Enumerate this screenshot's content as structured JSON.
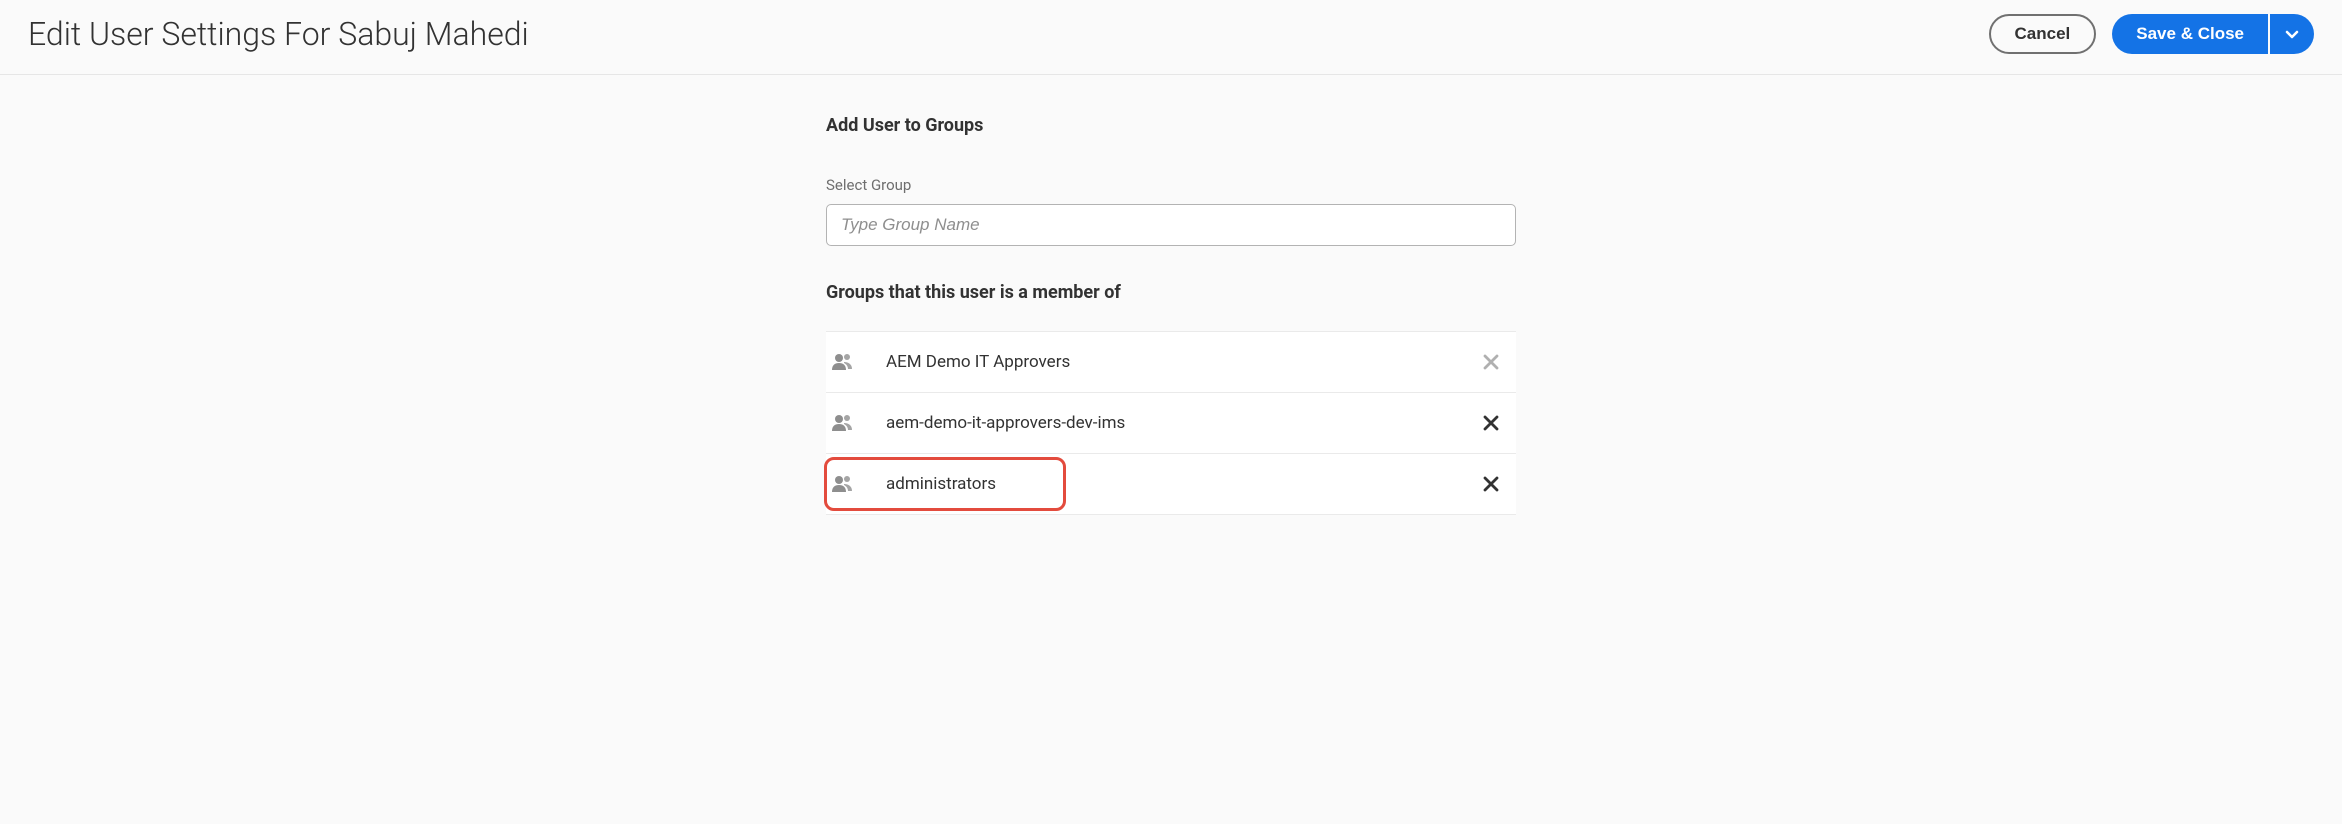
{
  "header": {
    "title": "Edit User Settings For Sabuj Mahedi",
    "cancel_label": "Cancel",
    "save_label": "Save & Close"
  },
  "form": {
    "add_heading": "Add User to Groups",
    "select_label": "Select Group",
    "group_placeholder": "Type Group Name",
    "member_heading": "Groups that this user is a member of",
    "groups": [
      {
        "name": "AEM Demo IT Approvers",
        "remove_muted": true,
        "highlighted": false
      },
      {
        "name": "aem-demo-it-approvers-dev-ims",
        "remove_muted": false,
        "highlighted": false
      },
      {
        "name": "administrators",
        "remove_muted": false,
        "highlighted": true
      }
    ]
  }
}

========================================================================

* To be done
Copy out the lines that hold "this".

* Exercise answer
Enumerate this screenshot's content as structured JSON.
    "member_heading": "Groups that this user is a member of",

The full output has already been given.